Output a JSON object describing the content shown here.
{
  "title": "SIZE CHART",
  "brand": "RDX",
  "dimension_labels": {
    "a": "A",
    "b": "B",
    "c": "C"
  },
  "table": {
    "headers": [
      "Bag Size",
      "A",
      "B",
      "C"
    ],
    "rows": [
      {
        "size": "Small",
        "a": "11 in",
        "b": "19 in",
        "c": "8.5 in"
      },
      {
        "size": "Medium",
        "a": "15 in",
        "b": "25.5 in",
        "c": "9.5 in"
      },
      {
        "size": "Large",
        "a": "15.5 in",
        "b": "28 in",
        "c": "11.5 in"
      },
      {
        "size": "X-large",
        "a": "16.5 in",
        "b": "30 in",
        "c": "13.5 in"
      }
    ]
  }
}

...

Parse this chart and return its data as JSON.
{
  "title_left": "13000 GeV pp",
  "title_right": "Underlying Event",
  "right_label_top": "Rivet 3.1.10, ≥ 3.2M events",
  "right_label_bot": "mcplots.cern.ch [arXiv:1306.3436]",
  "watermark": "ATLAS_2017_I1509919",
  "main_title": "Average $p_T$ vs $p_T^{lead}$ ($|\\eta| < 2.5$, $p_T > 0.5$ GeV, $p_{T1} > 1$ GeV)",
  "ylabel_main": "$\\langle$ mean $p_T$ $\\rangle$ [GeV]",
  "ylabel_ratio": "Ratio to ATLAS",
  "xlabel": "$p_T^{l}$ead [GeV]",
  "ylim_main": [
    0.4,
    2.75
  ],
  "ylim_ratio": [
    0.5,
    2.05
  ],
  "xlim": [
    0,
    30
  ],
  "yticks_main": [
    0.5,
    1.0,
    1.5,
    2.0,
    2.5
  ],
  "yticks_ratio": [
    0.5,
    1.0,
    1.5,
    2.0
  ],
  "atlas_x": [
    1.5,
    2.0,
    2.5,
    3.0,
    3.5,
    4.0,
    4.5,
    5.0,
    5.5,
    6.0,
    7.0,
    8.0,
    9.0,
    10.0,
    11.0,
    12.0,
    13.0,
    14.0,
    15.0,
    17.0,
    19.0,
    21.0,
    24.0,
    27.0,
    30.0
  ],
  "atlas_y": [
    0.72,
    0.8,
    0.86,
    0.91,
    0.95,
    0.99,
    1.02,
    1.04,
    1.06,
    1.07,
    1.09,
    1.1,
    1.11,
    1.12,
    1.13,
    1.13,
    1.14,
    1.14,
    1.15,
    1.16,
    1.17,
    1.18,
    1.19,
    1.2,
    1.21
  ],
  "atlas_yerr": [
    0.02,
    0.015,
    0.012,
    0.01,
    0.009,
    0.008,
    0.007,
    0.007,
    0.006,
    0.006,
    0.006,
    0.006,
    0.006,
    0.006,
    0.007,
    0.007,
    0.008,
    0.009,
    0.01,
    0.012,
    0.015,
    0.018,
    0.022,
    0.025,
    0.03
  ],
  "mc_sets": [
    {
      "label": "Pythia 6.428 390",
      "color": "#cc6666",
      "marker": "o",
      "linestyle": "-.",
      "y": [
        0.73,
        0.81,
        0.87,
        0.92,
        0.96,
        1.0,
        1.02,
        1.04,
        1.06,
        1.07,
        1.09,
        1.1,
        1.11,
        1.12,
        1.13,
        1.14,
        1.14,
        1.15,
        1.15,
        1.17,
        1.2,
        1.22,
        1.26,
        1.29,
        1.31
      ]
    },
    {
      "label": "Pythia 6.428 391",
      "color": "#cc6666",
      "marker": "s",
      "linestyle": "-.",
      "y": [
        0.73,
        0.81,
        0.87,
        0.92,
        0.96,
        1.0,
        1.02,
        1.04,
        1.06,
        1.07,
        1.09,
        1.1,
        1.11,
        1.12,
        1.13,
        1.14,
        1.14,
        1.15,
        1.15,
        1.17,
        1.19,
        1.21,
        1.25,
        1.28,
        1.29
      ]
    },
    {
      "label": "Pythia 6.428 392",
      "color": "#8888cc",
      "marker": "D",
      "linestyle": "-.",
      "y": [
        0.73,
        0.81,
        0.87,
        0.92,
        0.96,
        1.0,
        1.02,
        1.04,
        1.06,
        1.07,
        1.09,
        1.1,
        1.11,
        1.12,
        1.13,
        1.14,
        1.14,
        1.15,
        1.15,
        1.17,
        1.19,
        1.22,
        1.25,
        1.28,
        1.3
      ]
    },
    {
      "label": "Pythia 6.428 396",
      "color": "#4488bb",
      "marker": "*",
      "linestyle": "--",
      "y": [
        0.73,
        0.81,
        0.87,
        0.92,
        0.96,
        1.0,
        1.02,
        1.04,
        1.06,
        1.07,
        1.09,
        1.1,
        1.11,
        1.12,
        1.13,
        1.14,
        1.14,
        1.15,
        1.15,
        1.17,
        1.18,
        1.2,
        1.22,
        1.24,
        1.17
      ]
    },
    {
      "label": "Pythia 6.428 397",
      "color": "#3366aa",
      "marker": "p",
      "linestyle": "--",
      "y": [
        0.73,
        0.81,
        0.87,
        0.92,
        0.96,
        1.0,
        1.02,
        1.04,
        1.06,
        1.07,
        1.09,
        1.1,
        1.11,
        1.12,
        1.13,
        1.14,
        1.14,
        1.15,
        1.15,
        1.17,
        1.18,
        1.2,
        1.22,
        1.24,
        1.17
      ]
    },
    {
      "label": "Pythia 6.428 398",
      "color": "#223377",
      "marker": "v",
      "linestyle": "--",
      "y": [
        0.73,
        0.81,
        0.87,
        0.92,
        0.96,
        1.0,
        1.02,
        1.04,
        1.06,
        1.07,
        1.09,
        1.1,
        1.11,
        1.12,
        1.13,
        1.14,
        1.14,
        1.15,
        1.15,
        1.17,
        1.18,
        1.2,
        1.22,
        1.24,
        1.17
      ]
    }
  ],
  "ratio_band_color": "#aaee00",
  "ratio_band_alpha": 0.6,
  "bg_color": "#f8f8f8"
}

§ Goal: Pick out the lines containing the word "JSON" and show them.

§ Right answer:
Output a JSON object describing the content shown here.
Parse this chart and return its data as JSON.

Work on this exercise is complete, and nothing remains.